◆ Task directions
Every record should be repeated exactly, except that pictures are left out.

Items from a data source:
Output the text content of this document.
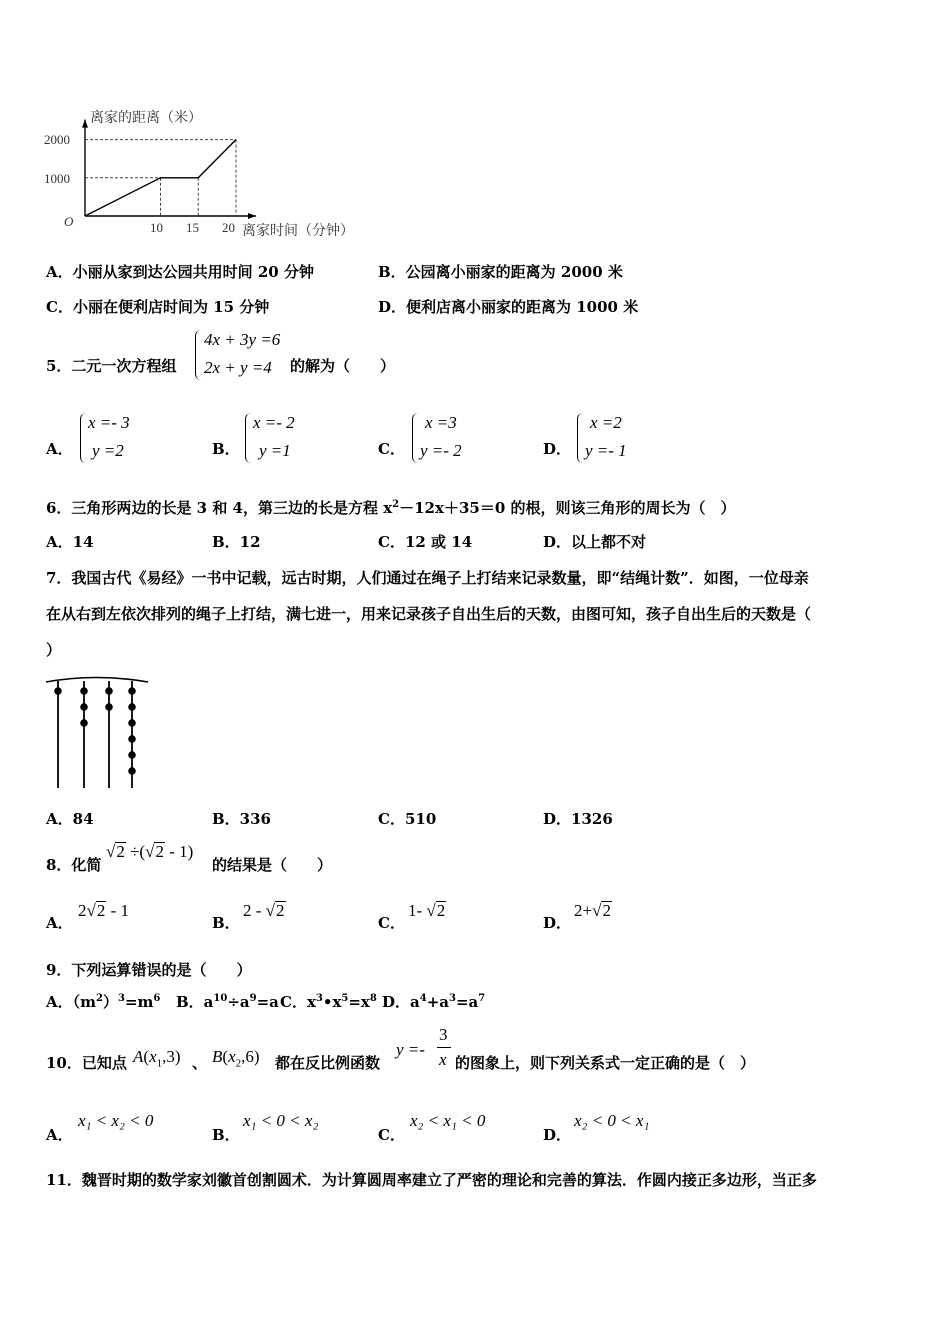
离家的距离（米）
离家时间（分钟）
O
2000
1000
10 15 20
A．小丽从家到达公园共用时间 20 分钟	B．公园离小丽家的距离为 2000 米
C．小丽在便利店时间为 15 分钟	D．便利店离小丽家的距离为 1000 米
5．二元一次方程组
4x + 3y =6
2x + y =4 的解为（　　）
A．
x =- 3
y =2	B．
x =- 2
y =1	C．
x =3
y =- 2	D．
x =2
y =- 1
6．三角形两边的长是 3 和 4，第三边的长是方程 $x^2-12x+35=0$ 的根，则该三角形的周长为（　）
A．14	B．12	C．12 或 14	D．以上都不对
7．我国古代《易经》一书中记载，远古时期，人们通过在绳子上打结来记录数量，即“结绳计数”．如图，一位母亲
在从右到左依次排列的绳子上打结，满七进一，用来记录孩子自出生后的天数，由图可知，孩子自出生后的天数是（
）
A．84	B．336	C．510	D．1326
8．化简
√2 ÷(√2 - 1)
的结果是（　　）
A．
2√2 - 1
B．
2 - √2
C．
1- √2
D．
2+√2
9．下列运算错误的是（　　）
A．$(m^2)^3=m^6$ B．$a^{10}\div a^9=a$ C．$x^3•x^5=x^8$ D．$a^4+a^3=a^7$
10．已知点 $A(x_1,3)$ 、 $B(x_2,6)$ 都在反比例函数
y =-
3
x 的图象上，则下列关系式一定正确的是（　）
A．
x₁ < x₂ < 0
B．
x₁ < 0 < x₂
C．
x₂ < x₁ < 0
D．
x₂ < 0 < x₁
11．魏晋时期的数学家刘徽首创割圆术．为计算圆周率建立了严密的理论和完善的算法．作圆内接正多边形，当正多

◆ Full answer
Output the text content of this document.
离家的距离（米）
离家时间（分钟）
O
2000
1000
10 15 20
A．小丽从家到达公园共用时间 20 分钟	B．公园离小丽家的距离为 2000 米
C．小丽在便利店时间为 15 分钟	D．便利店离小丽家的距离为 1000 米
5．二元一次方程组
4x + 3y =6
2x + y =4 的解为（　　）
A．
x =- 3
y =2	B．
x =- 2
y =1	C．
x =3
y =- 2	D．
x =2
y =- 1
6．三角形两边的长是 3 和 4，第三边的长是方程 $x^2-12x+35=0$ 的根，则该三角形的周长为（　）
A．14	B．12	C．12 或 14	D．以上都不对
7．我国古代《易经》一书中记载，远古时期，人们通过在绳子上打结来记录数量，即“结绳计数”．如图，一位母亲
在从右到左依次排列的绳子上打结，满七进一，用来记录孩子自出生后的天数，由图可知，孩子自出生后的天数是（
）
A．84	B．336	C．510	D．1326
8．化简
√2 ÷(√2 - 1)
的结果是（　　）
A．
2√2 - 1
B．
2 - √2
C．
1- √2
D．
2+√2
9．下列运算错误的是（　　）
A．$(m^2)^3=m^6$ B．$a^{10}\div a^9=a$ C．$x^3•x^5=x^8$ D．$a^4+a^3=a^7$
10．已知点 $A(x_1,3)$ 、 $B(x_2,6)$ 都在反比例函数
y =-
3
x 的图象上，则下列关系式一定正确的是（　）
A．
x₁ < x₂ < 0
B．
x₁ < 0 < x₂
C．
x₂ < x₁ < 0
D．
x₂ < 0 < x₁
11．魏晋时期的数学家刘徽首创割圆术．为计算圆周率建立了严密的理论和完善的算法．作圆内接正多边形，当正多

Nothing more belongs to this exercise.